Work to be completed:
Write the records out again exactly, leaving no images in.

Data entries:
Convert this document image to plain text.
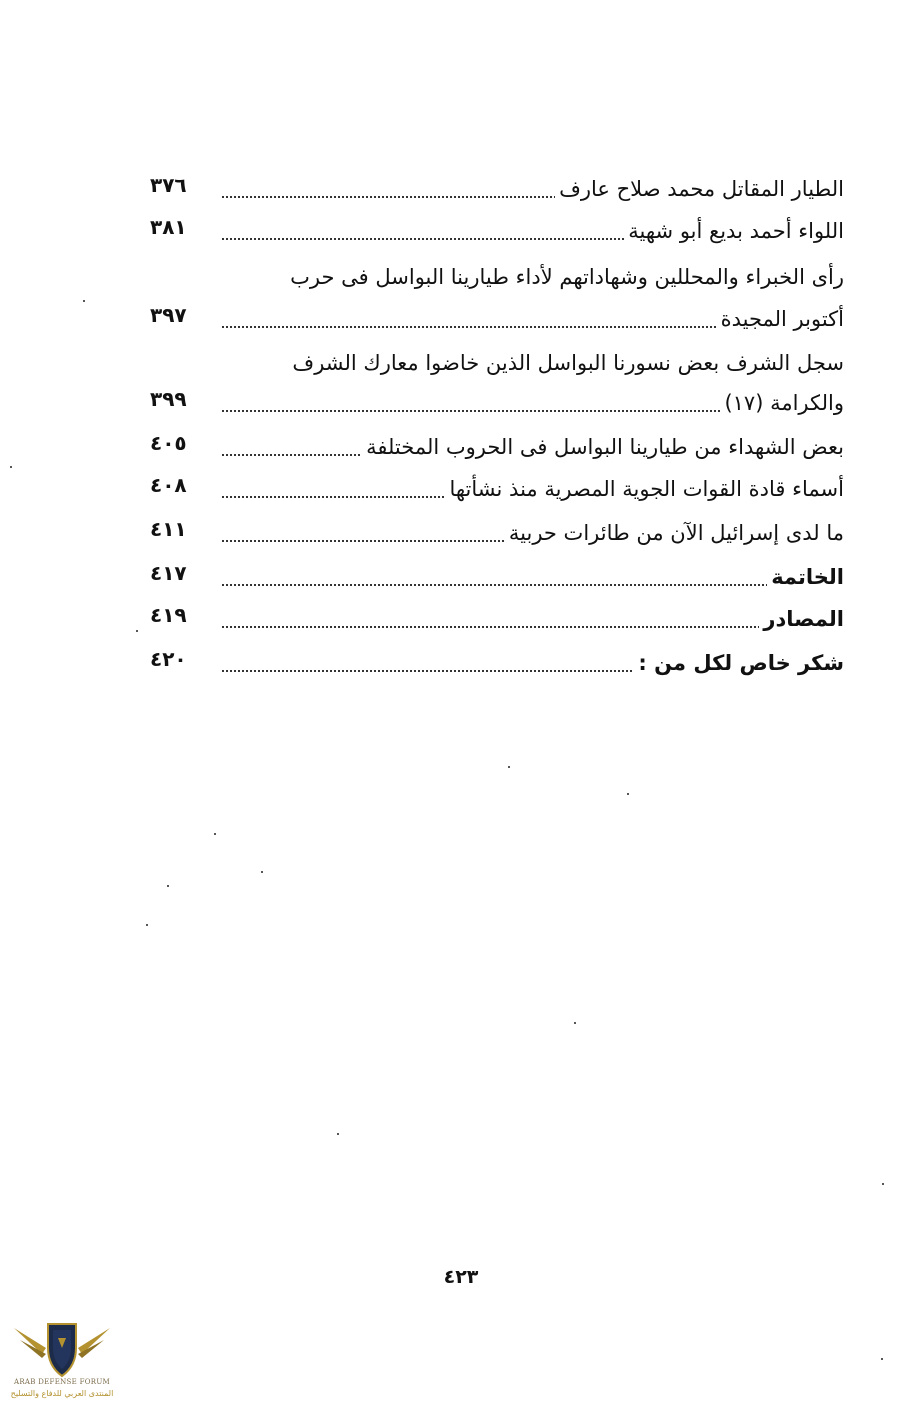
الطيار المقاتل محمد صلاح عارف
٣٧٦
اللواء أحمد بديع أبو شهية
٣٨١
رأى الخبراء والمحللين وشهاداتهم لأداء طيارينا البواسل فى حرب
أكتوبر المجيدة
٣٩٧
سجل الشرف بعض نسورنا البواسل الذين خاضوا معارك الشرف
والكرامة (١٧)
٣٩٩
بعض الشهداء من طيارينا البواسل فى الحروب المختلفة
٤٠٥
أسماء قادة القوات الجوية المصرية منذ نشأتها
٤٠٨
ما لدى إسرائيل الآن من طائرات حربية
٤١١
الخاتمة
٤١٧
المصادر
٤١٩
شكر خاص لكل من :
٤٢٠
٤٢٣
ARAB DEFENSE FORUM
المنتدى العربي للدفاع والتسليح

Problem solution:
Convert this document image to plain text.
الطيار المقاتل محمد صلاح عارف
٣٧٦
اللواء أحمد بديع أبو شهية
٣٨١
رأى الخبراء والمحللين وشهاداتهم لأداء طيارينا البواسل فى حرب
أكتوبر المجيدة
٣٩٧
سجل الشرف بعض نسورنا البواسل الذين خاضوا معارك الشرف
والكرامة (١٧)
٣٩٩
بعض الشهداء من طيارينا البواسل فى الحروب المختلفة
٤٠٥
أسماء قادة القوات الجوية المصرية منذ نشأتها
٤٠٨
ما لدى إسرائيل الآن من طائرات حربية
٤١١
الخاتمة
٤١٧
المصادر
٤١٩
شكر خاص لكل من :
٤٢٠
٤٢٣
ARAB DEFENSE FORUM
المنتدى العربي للدفاع والتسليح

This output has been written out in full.